### Data excerpts
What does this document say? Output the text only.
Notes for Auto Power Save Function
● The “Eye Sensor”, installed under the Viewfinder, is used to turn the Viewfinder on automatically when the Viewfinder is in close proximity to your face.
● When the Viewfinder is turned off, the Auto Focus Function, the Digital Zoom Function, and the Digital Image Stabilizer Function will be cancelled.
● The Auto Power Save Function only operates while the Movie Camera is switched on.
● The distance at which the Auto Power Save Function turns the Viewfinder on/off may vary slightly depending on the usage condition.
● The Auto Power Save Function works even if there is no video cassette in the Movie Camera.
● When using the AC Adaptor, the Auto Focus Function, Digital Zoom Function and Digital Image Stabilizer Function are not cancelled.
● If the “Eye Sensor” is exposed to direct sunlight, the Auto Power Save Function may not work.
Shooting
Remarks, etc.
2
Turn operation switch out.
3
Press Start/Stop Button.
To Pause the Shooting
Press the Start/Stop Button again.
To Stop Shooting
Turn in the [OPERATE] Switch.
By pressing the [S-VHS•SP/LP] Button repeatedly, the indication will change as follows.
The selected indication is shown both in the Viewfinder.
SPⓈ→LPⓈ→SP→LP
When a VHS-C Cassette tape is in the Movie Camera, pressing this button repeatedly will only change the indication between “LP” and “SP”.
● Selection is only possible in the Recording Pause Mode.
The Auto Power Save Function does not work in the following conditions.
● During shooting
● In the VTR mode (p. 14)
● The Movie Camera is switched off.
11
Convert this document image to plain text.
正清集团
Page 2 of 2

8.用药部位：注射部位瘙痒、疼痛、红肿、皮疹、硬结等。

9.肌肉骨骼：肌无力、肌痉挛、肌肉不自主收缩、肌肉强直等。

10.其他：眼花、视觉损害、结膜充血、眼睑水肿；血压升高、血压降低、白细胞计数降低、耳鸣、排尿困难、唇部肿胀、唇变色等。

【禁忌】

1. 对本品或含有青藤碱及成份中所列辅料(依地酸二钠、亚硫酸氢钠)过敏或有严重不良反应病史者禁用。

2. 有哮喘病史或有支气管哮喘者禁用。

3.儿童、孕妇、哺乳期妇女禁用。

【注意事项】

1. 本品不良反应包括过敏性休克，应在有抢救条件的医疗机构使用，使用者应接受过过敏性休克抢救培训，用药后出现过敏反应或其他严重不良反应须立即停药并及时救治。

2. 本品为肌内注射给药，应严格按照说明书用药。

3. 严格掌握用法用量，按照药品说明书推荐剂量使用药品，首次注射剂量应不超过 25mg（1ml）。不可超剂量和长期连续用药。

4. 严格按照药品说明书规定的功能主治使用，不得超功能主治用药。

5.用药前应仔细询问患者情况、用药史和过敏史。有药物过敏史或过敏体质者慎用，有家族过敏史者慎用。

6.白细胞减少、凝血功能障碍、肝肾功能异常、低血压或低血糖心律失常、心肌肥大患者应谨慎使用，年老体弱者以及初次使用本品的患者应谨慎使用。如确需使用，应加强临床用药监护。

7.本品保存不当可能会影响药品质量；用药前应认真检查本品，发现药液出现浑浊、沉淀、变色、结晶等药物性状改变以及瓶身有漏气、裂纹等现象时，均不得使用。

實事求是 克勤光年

### Aim
Extract, from the material above, each line holding the word "Stabilizer".

### Complete response
● When the Viewfinder is turned off, the Auto Focus Function, the Digital Zoom Function, and the Digital Image Stabilizer Function will be cancelled.
● When using the AC Adaptor, the Auto Focus Function, Digital Zoom Function and Digital Image Stabilizer Function are not cancelled.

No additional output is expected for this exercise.